Set problem: Your task is to copy every record exactly.

########

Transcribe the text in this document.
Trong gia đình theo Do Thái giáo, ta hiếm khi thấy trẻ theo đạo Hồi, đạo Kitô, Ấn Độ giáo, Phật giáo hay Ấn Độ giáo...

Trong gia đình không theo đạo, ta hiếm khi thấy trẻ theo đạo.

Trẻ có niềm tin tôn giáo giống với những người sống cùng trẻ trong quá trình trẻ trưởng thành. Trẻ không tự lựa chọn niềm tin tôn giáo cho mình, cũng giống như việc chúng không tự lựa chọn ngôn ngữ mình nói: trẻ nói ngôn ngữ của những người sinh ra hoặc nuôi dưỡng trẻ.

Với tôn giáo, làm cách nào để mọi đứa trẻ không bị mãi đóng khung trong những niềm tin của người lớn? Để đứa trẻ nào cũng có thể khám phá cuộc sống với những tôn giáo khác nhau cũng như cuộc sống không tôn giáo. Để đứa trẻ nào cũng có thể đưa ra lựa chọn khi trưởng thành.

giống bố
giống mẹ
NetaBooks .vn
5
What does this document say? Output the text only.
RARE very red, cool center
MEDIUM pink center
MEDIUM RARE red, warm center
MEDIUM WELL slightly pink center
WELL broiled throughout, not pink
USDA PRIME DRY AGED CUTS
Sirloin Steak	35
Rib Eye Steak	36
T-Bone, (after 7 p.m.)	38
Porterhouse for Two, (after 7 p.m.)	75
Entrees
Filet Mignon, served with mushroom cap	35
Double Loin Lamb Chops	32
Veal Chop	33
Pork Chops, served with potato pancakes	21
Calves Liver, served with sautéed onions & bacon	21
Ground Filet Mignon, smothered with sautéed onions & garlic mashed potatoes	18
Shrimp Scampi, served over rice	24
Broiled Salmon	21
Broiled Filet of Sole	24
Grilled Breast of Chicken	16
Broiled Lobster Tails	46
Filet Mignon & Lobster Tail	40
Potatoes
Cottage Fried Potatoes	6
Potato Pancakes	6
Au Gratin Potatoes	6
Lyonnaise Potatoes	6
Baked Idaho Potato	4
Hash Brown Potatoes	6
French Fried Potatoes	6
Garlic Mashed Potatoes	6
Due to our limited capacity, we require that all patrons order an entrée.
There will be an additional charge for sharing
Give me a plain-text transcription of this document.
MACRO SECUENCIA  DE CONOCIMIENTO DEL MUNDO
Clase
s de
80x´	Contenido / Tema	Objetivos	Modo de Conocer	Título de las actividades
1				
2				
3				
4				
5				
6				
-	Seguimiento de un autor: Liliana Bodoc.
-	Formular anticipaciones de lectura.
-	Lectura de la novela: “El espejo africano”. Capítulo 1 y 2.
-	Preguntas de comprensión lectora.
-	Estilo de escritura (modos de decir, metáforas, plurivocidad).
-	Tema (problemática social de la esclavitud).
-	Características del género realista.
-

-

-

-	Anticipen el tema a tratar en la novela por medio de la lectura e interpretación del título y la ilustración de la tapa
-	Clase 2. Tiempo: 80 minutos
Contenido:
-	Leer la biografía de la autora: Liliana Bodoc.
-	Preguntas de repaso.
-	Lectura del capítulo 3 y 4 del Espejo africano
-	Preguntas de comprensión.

########

Answer for this exercise:
Transcribe the text in this document.
Trong gia đình theo Do Thái giáo, ta hiếm khi thấy trẻ theo đạo Hồi, đạo Kitô, Ấn Độ giáo, Phật giáo hay Ấn Độ giáo...

Trong gia đình không theo đạo, ta hiếm khi thấy trẻ theo đạo.

Trẻ có niềm tin tôn giáo giống với những người sống cùng trẻ trong quá trình trẻ trưởng thành. Trẻ không tự lựa chọn niềm tin tôn giáo cho mình, cũng giống như việc chúng không tự lựa chọn ngôn ngữ mình nói: trẻ nói ngôn ngữ của những người sinh ra hoặc nuôi dưỡng trẻ.

Với tôn giáo, làm cách nào để mọi đứa trẻ không bị mãi đóng khung trong những niềm tin của người lớn? Để đứa trẻ nào cũng có thể khám phá cuộc sống với những tôn giáo khác nhau cũng như cuộc sống không tôn giáo. Để đứa trẻ nào cũng có thể đưa ra lựa chọn khi trưởng thành.

giống bố
giống mẹ
NetaBooks .vn
5
What does this document say? Output the text only.
RARE very red, cool center
MEDIUM pink center
MEDIUM RARE red, warm center
MEDIUM WELL slightly pink center
WELL broiled throughout, not pink
USDA PRIME DRY AGED CUTS
Sirloin Steak	35
Rib Eye Steak	36
T-Bone, (after 7 p.m.)	38
Porterhouse for Two, (after 7 p.m.)	75
Entrees
Filet Mignon, served with mushroom cap	35
Double Loin Lamb Chops	32
Veal Chop	33
Pork Chops, served with potato pancakes	21
Calves Liver, served with sautéed onions & bacon	21
Ground Filet Mignon, smothered with sautéed onions & garlic mashed potatoes	18
Shrimp Scampi, served over rice	24
Broiled Salmon	21
Broiled Filet of Sole	24
Grilled Breast of Chicken	16
Broiled Lobster Tails	46
Filet Mignon & Lobster Tail	40
Potatoes
Cottage Fried Potatoes	6
Potato Pancakes	6
Au Gratin Potatoes	6
Lyonnaise Potatoes	6
Baked Idaho Potato	4
Hash Brown Potatoes	6
French Fried Potatoes	6
Garlic Mashed Potatoes	6
Due to our limited capacity, we require that all patrons order an entrée.
There will be an additional charge for sharing
Give me a plain-text transcription of this document.
MACRO SECUENCIA  DE CONOCIMIENTO DEL MUNDO
Clase
s de
80x´	Contenido / Tema	Objetivos	Modo de Conocer	Título de las actividades
1				
2				
3				
4				
5				
6				
-	Seguimiento de un autor: Liliana Bodoc.
-	Formular anticipaciones de lectura.
-	Lectura de la novela: “El espejo africano”. Capítulo 1 y 2.
-	Preguntas de comprensión lectora.
-	Estilo de escritura (modos de decir, metáforas, plurivocidad).
-	Tema (problemática social de la esclavitud).
-	Características del género realista.
-

-

-

-	Anticipen el tema a tratar en la novela por medio de la lectura e interpretación del título y la ilustración de la tapa
-	Clase 2. Tiempo: 80 minutos
Contenido:
-	Leer la biografía de la autora: Liliana Bodoc.
-	Preguntas de repaso.
-	Lectura del capítulo 3 y 4 del Espejo africano
-	Preguntas de comprensión.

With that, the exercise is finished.